Task requirements
Restate the material word for word and leave out anything that is a picture.

################

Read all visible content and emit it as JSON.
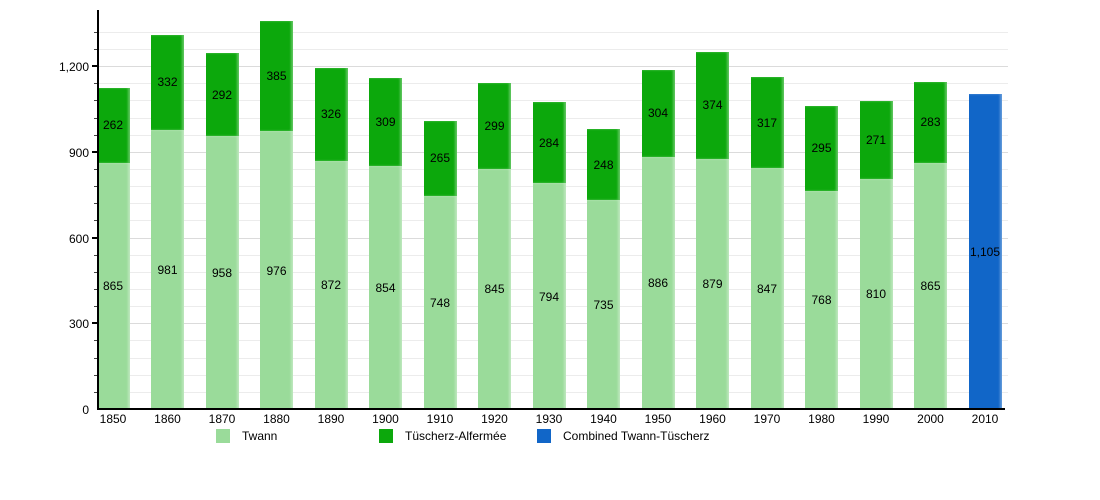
{
  "chart_data": {
    "type": "bar",
    "stacked": true,
    "categories": [
      "1850",
      "1860",
      "1870",
      "1880",
      "1890",
      "1900",
      "1910",
      "1920",
      "1930",
      "1940",
      "1950",
      "1960",
      "1970",
      "1980",
      "1990",
      "2000",
      "2010"
    ],
    "series": [
      {
        "name": "Twann",
        "color": "#9ADB9A",
        "values": [
          865,
          981,
          958,
          976,
          872,
          854,
          748,
          845,
          794,
          735,
          886,
          879,
          847,
          768,
          810,
          865,
          null
        ]
      },
      {
        "name": "Tüscherz-Alfermée",
        "color": "#0CA80C",
        "values": [
          262,
          332,
          292,
          385,
          326,
          309,
          265,
          299,
          284,
          248,
          304,
          374,
          317,
          295,
          271,
          283,
          null
        ]
      },
      {
        "name": "Combined Twann-Tüscherz",
        "color": "#1166C8",
        "values": [
          null,
          null,
          null,
          null,
          null,
          null,
          null,
          null,
          null,
          null,
          null,
          null,
          null,
          null,
          null,
          null,
          1105
        ]
      }
    ],
    "yticks": [
      0,
      300,
      600,
      900,
      1200
    ],
    "ylim": [
      0,
      1400
    ],
    "minor_grid_step": 60,
    "grid": true,
    "legend_position": "bottom",
    "axis_color": "#000000",
    "minor_grid_color": "#ececec",
    "major_grid_color": "#dbdbdb"
  }
}
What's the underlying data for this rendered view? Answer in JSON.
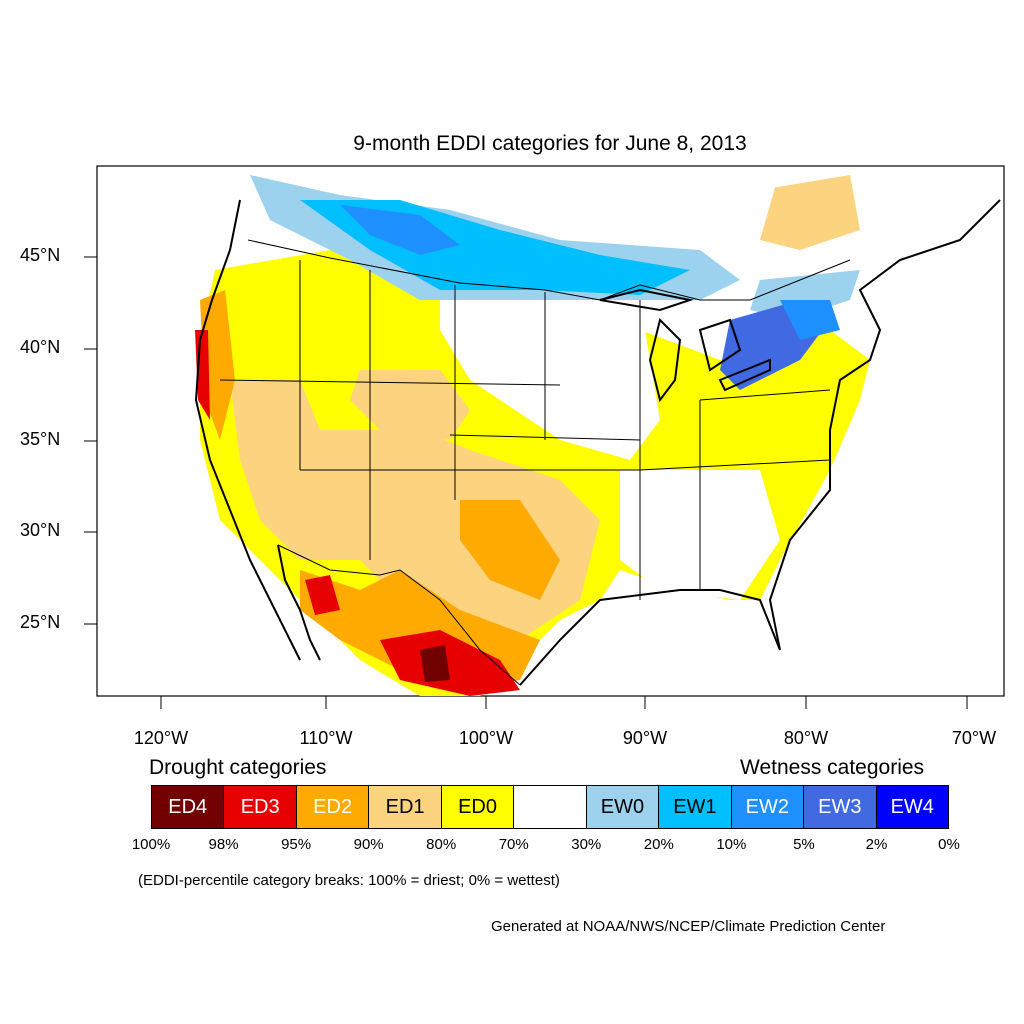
{
  "title": "9-month EDDI categories for June 8, 2013",
  "axes": {
    "lat_labels": [
      "45°N",
      "40°N",
      "35°N",
      "30°N",
      "25°N"
    ],
    "lon_labels": [
      "120°W",
      "110°W",
      "100°W",
      "90°W",
      "80°W",
      "70°W"
    ]
  },
  "legend": {
    "drought_heading": "Drought categories",
    "wetness_heading": "Wetness categories",
    "categories": [
      {
        "label": "ED4",
        "color": "#730000",
        "text_color": "#ffffff"
      },
      {
        "label": "ED3",
        "color": "#e60000",
        "text_color": "#ffffff"
      },
      {
        "label": "ED2",
        "color": "#ffaa00",
        "text_color": "#ffffff"
      },
      {
        "label": "ED1",
        "color": "#fcd37f",
        "text_color": "#000000"
      },
      {
        "label": "ED0",
        "color": "#ffff00",
        "text_color": "#000000"
      },
      {
        "label": "",
        "color": "#ffffff",
        "text_color": "#000000"
      },
      {
        "label": "EW0",
        "color": "#9dd2ee",
        "text_color": "#000000"
      },
      {
        "label": "EW1",
        "color": "#00bfff",
        "text_color": "#000000"
      },
      {
        "label": "EW2",
        "color": "#1e90ff",
        "text_color": "#ffffff"
      },
      {
        "label": "EW3",
        "color": "#4169e1",
        "text_color": "#ffffff"
      },
      {
        "label": "EW4",
        "color": "#0000ff",
        "text_color": "#ffffff"
      }
    ],
    "percent_breaks": [
      "100%",
      "98%",
      "95%",
      "90%",
      "80%",
      "70%",
      "30%",
      "20%",
      "10%",
      "5%",
      "2%",
      "0%"
    ]
  },
  "note": "(EDDI-percentile category breaks: 100% = driest; 0% = wettest)",
  "credit": "Generated at NOAA/NWS/NCEP/Climate Prediction Center"
}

################

The answer
Read all visible content and emit it as JSON.
{
  "chart_data": {
    "type": "bar",
    "stacked": true,
    "categories": [
      "1850",
      "1860",
      "1870",
      "1880",
      "1890",
      "1900",
      "1910",
      "1920",
      "1930",
      "1940",
      "1950",
      "1960",
      "1970",
      "1980",
      "1990",
      "2000",
      "2010"
    ],
    "series": [
      {
        "name": "Twann",
        "color": "#9ADB9A",
        "values": [
          865,
          981,
          958,
          976,
          872,
          854,
          748,
          845,
          794,
          735,
          886,
          879,
          847,
          768,
          810,
          865,
          null
        ]
      },
      {
        "name": "Tüscherz-Alfermée",
        "color": "#0CA80C",
        "values": [
          262,
          332,
          292,
          385,
          326,
          309,
          265,
          299,
          284,
          248,
          304,
          374,
          317,
          295,
          271,
          283,
          null
        ]
      },
      {
        "name": "Combined Twann-Tüscherz",
        "color": "#1166C8",
        "values": [
          null,
          null,
          null,
          null,
          null,
          null,
          null,
          null,
          null,
          null,
          null,
          null,
          null,
          null,
          null,
          null,
          1105
        ]
      }
    ],
    "yticks": [
      0,
      300,
      600,
      900,
      1200
    ],
    "ylim": [
      0,
      1400
    ],
    "minor_grid_step": 60,
    "grid": true,
    "legend_position": "bottom",
    "axis_color": "#000000",
    "minor_grid_color": "#ececec",
    "major_grid_color": "#dbdbdb"
  }
}
What's the underlying data for this rendered view? Answer in JSON.
{
  "title": "9-month EDDI categories for June 8, 2013",
  "axes": {
    "lat_labels": [
      "45°N",
      "40°N",
      "35°N",
      "30°N",
      "25°N"
    ],
    "lon_labels": [
      "120°W",
      "110°W",
      "100°W",
      "90°W",
      "80°W",
      "70°W"
    ]
  },
  "legend": {
    "drought_heading": "Drought categories",
    "wetness_heading": "Wetness categories",
    "categories": [
      {
        "label": "ED4",
        "color": "#730000",
        "text_color": "#ffffff"
      },
      {
        "label": "ED3",
        "color": "#e60000",
        "text_color": "#ffffff"
      },
      {
        "label": "ED2",
        "color": "#ffaa00",
        "text_color": "#ffffff"
      },
      {
        "label": "ED1",
        "color": "#fcd37f",
        "text_color": "#000000"
      },
      {
        "label": "ED0",
        "color": "#ffff00",
        "text_color": "#000000"
      },
      {
        "label": "",
        "color": "#ffffff",
        "text_color": "#000000"
      },
      {
        "label": "EW0",
        "color": "#9dd2ee",
        "text_color": "#000000"
      },
      {
        "label": "EW1",
        "color": "#00bfff",
        "text_color": "#000000"
      },
      {
        "label": "EW2",
        "color": "#1e90ff",
        "text_color": "#ffffff"
      },
      {
        "label": "EW3",
        "color": "#4169e1",
        "text_color": "#ffffff"
      },
      {
        "label": "EW4",
        "color": "#0000ff",
        "text_color": "#ffffff"
      }
    ],
    "percent_breaks": [
      "100%",
      "98%",
      "95%",
      "90%",
      "80%",
      "70%",
      "30%",
      "20%",
      "10%",
      "5%",
      "2%",
      "0%"
    ]
  },
  "note": "(EDDI-percentile category breaks: 100% = driest; 0% = wettest)",
  "credit": "Generated at NOAA/NWS/NCEP/Climate Prediction Center"
}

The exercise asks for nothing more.